(Dataset items)
__________________________________________________

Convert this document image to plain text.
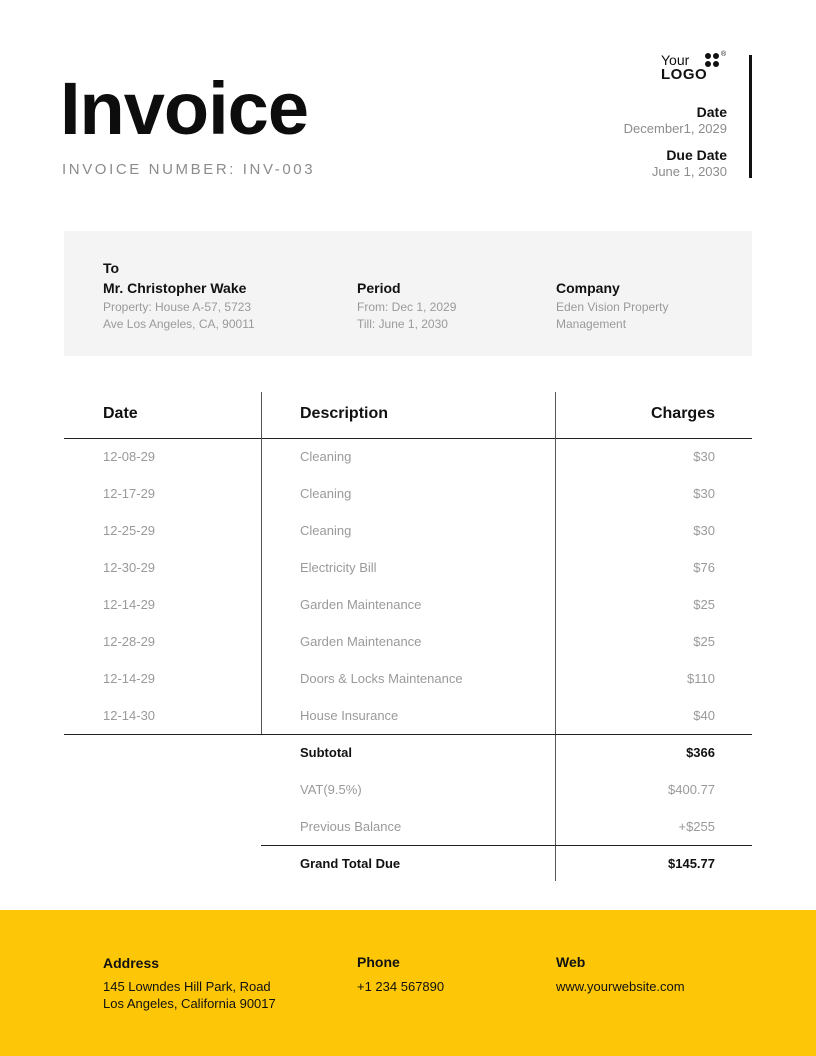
Invoice
INVOICE NUMBER: INV-003
Your	®
LOGO
Date
December1, 2029
Due Date
June 1, 2030
To
Mr. Christopher Wake
Property: House A-57, 5723
Ave Los Angeles, CA, 90011
Period
From: Dec 1, 2029
Till: June 1, 2030
Company
Eden Vision Property
Management
Date	Description	Charges
12-08-29	Cleaning	$30
12-17-29	Cleaning	$30
12-25-29	Cleaning	$30
12-30-29	Electricity Bill	$76
12-14-29	Garden Maintenance	$25
12-28-29	Garden Maintenance	$25
12-14-29	Doors & Locks Maintenance	$110
12-14-30	House Insurance	$40
Subtotal	$366
VAT(9.5%)	$400.77
Previous Balance	+$255
Grand Total Due	$145.77
Address
145 Lowndes Hill Park, Road
Los Angeles, California 90017
Phone
+1 234 567890
Web
www.yourwebsite.com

__________________________________________________

• [The exercise]: Return the material word for word. Pictures are not part of the copy.

• [Written answer]:
Convert this document image to plain text.
Invoice
INVOICE NUMBER: INV-003
Your	®
LOGO
Date
December1, 2029
Due Date
June 1, 2030
To
Mr. Christopher Wake
Property: House A-57, 5723
Ave Los Angeles, CA, 90011
Period
From: Dec 1, 2029
Till: June 1, 2030
Company
Eden Vision Property
Management
Date	Description	Charges
12-08-29	Cleaning	$30
12-17-29	Cleaning	$30
12-25-29	Cleaning	$30
12-30-29	Electricity Bill	$76
12-14-29	Garden Maintenance	$25
12-28-29	Garden Maintenance	$25
12-14-29	Doors & Locks Maintenance	$110
12-14-30	House Insurance	$40
Subtotal	$366
VAT(9.5%)	$400.77
Previous Balance	+$255
Grand Total Due	$145.77
Address
145 Lowndes Hill Park, Road
Los Angeles, California 90017
Phone
+1 234 567890
Web
www.yourwebsite.com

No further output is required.